The N=C=N moiety gives characteristic IR spectroscopic signature at 2117 cm^{−1}. The ^{15}N NMR spectrum shows a characteristic shift of 275 ppm upfield of nitric acid and the ^{13}C NMR spectrum features a peak at about 139 ppm downfield from TMS.

==Preparation==
DCC is produced by the condensation and decarboxylation of cyclohexylisocyanate using various organophosphine catalysts:

2 C_{6}H_{11}NCO → (C_{6}H_{11}N)_{2}C + CO_{2}

===Other methods===
Of academic interest, palladium acetate, iodine, and oxygen can be used to couple cyclohexyl amine and cyclohexyl isocyanide. Yields of up to 67% have been achieved using this route:
 C_{6}H_{11}NC + C_{6}H_{11}NH_{2} + O_{2} → (C_{6}H_{11}N)_{2}C + H_{2}O

DCC has also been prepared from dicyclohexylurea using a phase transfer catalyst. The disubstituted urea, toluenesulfonyl chloride, and potassium carbonate react in toluene in the presence of benzyl triethylammonium chloride to give DCC in 50% yield.

*RECORD EXTRACTS:*

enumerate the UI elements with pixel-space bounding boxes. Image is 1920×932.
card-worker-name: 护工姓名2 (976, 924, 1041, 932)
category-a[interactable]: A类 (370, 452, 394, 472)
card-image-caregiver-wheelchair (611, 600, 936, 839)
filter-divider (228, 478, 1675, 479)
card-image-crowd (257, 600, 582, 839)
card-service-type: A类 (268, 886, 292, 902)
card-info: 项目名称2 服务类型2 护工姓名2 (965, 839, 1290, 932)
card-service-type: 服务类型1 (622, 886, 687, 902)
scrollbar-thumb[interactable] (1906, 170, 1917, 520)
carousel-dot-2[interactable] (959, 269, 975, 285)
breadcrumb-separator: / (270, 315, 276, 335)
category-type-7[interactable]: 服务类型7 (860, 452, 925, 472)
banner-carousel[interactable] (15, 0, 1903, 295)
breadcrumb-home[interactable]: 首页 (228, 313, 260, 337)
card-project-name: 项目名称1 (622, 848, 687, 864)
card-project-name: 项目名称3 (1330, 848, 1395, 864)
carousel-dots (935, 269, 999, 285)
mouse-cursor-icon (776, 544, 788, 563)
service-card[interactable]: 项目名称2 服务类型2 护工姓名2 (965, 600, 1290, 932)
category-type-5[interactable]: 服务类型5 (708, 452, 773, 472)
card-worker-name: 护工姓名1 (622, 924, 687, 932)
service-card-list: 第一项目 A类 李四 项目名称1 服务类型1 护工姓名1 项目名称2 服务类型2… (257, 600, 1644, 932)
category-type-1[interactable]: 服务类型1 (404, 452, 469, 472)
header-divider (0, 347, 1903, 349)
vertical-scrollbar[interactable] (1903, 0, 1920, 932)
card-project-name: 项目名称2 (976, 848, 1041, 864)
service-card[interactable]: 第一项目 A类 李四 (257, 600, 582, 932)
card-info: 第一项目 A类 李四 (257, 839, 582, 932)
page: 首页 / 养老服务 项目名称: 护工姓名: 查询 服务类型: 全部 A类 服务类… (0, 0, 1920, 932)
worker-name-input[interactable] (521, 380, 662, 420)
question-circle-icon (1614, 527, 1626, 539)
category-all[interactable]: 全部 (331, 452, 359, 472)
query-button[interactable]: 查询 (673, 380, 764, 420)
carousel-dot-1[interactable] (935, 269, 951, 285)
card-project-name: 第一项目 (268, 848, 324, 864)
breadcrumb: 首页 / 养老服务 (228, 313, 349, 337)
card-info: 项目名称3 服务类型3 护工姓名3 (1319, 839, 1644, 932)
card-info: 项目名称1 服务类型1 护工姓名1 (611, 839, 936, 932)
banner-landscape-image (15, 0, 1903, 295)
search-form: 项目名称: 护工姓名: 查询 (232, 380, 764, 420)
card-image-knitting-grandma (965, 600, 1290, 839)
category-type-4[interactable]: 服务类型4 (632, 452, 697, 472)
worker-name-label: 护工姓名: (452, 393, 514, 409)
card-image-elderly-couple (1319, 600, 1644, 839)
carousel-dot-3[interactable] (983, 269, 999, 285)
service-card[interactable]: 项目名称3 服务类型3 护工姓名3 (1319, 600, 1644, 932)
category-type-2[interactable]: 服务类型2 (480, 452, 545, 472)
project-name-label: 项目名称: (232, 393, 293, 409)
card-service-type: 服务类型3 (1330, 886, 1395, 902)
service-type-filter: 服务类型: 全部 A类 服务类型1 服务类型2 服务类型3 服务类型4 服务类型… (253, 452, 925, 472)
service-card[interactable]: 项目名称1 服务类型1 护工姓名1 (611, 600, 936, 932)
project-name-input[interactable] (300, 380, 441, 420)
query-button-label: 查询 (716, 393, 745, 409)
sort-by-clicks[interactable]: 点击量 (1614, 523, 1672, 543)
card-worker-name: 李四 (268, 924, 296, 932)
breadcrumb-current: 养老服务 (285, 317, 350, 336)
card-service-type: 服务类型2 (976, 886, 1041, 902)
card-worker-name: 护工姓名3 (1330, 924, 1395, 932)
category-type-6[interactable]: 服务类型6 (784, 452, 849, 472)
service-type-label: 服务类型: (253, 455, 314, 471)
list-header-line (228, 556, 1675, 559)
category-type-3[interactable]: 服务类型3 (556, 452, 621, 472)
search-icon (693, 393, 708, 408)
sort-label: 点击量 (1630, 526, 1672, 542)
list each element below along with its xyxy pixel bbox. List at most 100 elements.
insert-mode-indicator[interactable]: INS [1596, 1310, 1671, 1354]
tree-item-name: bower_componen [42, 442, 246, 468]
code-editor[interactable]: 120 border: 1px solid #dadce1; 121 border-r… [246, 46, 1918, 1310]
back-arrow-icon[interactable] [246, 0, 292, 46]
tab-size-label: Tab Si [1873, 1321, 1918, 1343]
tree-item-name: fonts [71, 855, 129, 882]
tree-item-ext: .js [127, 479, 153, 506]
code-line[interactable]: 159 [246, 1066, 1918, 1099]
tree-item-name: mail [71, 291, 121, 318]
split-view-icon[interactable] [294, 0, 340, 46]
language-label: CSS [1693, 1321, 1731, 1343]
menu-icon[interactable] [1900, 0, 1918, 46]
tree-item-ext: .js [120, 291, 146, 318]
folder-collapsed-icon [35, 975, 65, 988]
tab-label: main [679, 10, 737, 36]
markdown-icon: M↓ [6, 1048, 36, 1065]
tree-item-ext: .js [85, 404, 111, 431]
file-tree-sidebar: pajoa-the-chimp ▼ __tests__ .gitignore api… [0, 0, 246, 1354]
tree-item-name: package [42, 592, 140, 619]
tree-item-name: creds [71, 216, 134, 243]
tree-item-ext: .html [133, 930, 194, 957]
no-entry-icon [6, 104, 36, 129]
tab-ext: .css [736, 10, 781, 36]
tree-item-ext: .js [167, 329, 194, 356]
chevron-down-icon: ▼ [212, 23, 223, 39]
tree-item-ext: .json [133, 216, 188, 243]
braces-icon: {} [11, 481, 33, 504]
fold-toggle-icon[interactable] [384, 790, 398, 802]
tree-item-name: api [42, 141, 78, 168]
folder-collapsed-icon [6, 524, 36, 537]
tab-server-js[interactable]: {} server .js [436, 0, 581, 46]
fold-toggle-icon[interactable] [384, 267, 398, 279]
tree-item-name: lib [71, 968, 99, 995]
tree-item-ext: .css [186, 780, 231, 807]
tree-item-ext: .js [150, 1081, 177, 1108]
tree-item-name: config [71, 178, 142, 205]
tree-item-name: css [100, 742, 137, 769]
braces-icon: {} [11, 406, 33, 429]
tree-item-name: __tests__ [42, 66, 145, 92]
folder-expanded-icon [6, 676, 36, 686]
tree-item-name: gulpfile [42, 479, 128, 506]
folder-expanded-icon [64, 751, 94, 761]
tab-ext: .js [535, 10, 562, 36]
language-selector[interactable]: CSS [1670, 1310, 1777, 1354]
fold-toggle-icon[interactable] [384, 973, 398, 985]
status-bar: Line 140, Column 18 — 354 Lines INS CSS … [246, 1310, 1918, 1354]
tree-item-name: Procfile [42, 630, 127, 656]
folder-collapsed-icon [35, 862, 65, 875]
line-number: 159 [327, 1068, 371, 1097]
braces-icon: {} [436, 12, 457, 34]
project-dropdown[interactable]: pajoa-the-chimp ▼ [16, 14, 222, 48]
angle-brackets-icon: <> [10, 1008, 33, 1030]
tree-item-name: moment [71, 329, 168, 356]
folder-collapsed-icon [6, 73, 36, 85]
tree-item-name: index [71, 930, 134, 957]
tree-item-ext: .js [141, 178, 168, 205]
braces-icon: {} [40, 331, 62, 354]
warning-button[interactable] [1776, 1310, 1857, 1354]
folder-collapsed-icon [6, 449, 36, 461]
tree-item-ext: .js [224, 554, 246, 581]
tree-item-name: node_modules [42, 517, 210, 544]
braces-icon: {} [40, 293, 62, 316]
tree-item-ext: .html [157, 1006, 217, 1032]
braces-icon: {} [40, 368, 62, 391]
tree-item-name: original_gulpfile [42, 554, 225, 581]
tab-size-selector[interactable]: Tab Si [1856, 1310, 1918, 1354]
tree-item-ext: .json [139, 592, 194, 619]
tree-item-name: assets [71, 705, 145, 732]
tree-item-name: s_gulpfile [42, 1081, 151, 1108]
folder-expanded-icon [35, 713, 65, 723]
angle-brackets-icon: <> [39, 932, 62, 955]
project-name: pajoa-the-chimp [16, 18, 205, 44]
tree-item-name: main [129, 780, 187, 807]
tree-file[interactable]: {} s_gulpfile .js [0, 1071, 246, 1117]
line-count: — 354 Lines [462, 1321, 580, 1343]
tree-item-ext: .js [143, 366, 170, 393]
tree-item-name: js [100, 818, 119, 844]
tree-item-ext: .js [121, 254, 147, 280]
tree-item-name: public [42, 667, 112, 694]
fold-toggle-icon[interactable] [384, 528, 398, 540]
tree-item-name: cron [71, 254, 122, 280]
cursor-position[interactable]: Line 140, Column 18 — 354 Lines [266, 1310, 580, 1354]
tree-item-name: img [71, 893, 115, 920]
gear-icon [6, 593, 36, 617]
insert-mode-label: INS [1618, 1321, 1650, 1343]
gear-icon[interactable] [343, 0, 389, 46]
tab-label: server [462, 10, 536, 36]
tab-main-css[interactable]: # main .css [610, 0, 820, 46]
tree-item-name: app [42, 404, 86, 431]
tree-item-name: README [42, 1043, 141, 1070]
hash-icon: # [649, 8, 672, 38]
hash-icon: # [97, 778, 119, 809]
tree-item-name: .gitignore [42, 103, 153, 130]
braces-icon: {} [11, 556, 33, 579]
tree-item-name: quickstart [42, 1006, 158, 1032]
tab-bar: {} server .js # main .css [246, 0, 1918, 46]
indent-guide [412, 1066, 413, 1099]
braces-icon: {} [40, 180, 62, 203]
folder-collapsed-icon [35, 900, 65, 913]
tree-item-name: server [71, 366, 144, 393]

*ASSIGNMENT:*
For each statement, say yes or no as to whether it agrees with the text on DCC, and quote the words of that text that decide it.
(a) The N=C=N moiety shows a characteristic IR signature at 2117 cm^{−1}.
(b) DCC is produced industrially from cyclohexylisocyanate with palladium catalysts.
(c) The coupling of cyclohexyl amine and cyclohexyl isocyanide has reached yields of up to 80%.

*RESULT:*
(a) Yes: "The N=C=N moiety gives characteristic IR spectroscopic signature at 2117 cm^{−1}."
(b) No: "DCC is produced by the condensation and decarboxylation of cyclohexylisocyanate using various organophosphine catalysts"
(c) No: "Yields of up to 67% have been achieved using this route"